Stored records:
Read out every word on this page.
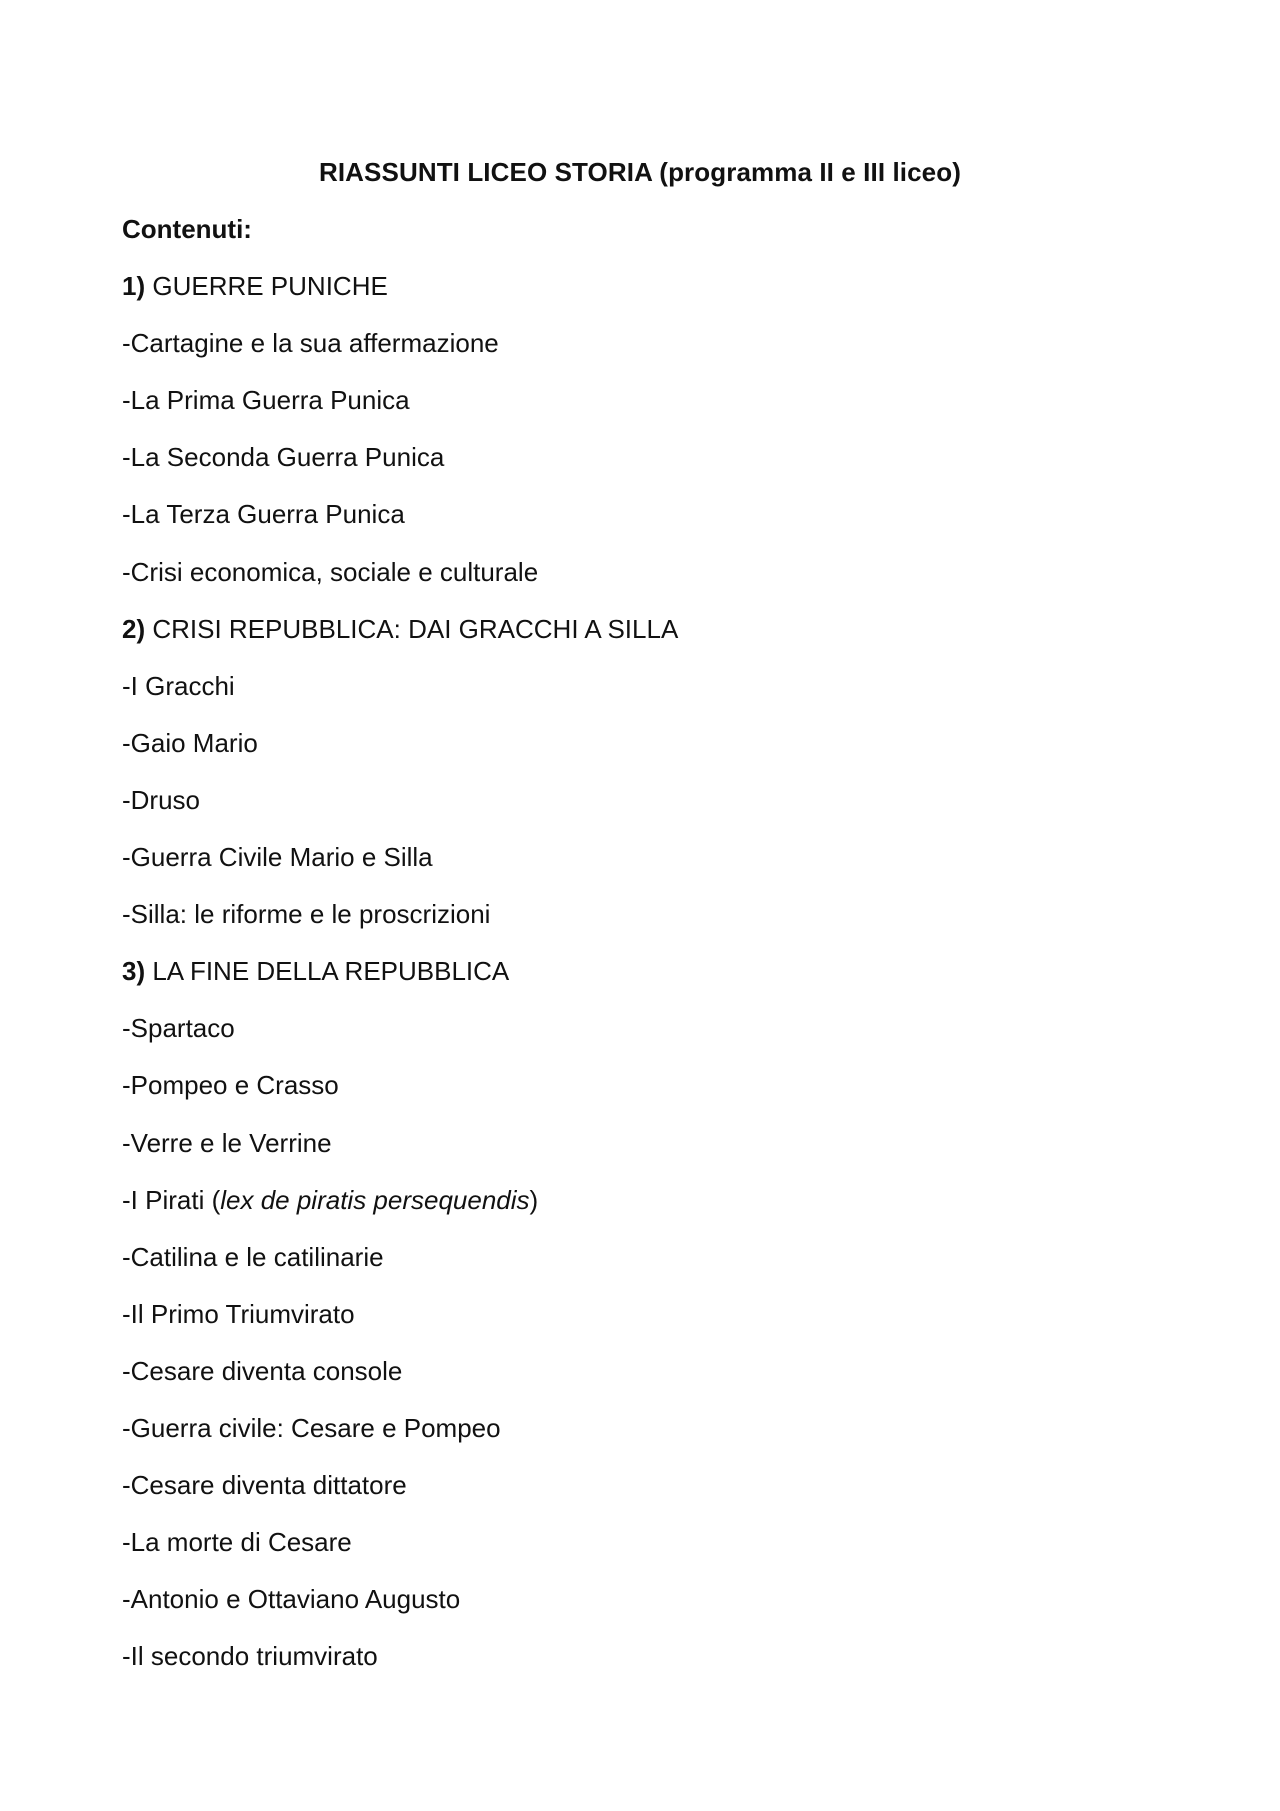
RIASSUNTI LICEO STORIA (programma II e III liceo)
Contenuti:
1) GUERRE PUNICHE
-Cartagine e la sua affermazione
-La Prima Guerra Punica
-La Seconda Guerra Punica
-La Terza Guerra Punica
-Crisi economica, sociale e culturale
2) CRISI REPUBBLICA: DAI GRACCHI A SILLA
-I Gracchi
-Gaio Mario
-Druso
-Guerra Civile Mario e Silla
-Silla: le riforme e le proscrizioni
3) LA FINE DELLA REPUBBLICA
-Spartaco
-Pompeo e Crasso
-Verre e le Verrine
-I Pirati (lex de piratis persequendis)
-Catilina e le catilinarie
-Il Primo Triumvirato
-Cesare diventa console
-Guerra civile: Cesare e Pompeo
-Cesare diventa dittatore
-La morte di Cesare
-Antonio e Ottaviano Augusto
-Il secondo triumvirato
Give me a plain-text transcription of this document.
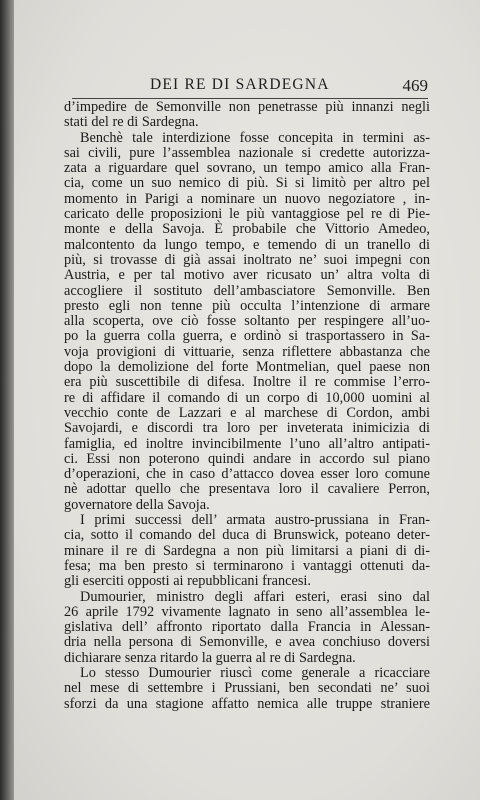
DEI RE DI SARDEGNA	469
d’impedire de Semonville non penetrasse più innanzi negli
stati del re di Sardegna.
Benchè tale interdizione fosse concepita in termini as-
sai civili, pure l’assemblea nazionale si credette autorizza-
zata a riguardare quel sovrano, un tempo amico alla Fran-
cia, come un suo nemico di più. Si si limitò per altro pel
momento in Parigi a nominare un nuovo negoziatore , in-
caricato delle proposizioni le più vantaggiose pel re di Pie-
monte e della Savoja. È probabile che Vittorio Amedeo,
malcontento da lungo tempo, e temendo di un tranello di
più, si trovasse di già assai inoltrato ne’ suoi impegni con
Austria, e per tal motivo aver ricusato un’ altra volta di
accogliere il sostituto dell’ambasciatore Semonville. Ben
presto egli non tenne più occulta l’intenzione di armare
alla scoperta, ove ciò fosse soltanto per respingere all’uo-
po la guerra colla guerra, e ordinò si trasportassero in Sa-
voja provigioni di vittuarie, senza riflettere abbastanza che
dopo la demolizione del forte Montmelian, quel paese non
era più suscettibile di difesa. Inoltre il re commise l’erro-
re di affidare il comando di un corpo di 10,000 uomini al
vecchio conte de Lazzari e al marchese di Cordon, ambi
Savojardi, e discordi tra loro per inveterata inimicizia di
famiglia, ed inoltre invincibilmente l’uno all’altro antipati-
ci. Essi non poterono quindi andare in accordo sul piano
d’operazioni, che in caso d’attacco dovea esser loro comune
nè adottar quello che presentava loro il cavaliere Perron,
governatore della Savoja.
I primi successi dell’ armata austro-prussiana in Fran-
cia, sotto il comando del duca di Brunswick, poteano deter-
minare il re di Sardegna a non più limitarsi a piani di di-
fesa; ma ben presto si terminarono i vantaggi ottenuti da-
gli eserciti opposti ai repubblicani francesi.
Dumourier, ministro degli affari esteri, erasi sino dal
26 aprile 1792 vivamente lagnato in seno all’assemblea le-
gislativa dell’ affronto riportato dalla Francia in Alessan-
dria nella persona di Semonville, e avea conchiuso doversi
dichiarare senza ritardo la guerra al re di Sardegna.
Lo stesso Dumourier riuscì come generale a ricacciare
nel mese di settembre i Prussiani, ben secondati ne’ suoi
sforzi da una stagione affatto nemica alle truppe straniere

§ Problem details:
Pick out the lines containing the string "Cesare".

§ Full output:
-Cesare diventa console
-Guerra civile: Cesare e Pompeo
-Cesare diventa dittatore
-La morte di Cesare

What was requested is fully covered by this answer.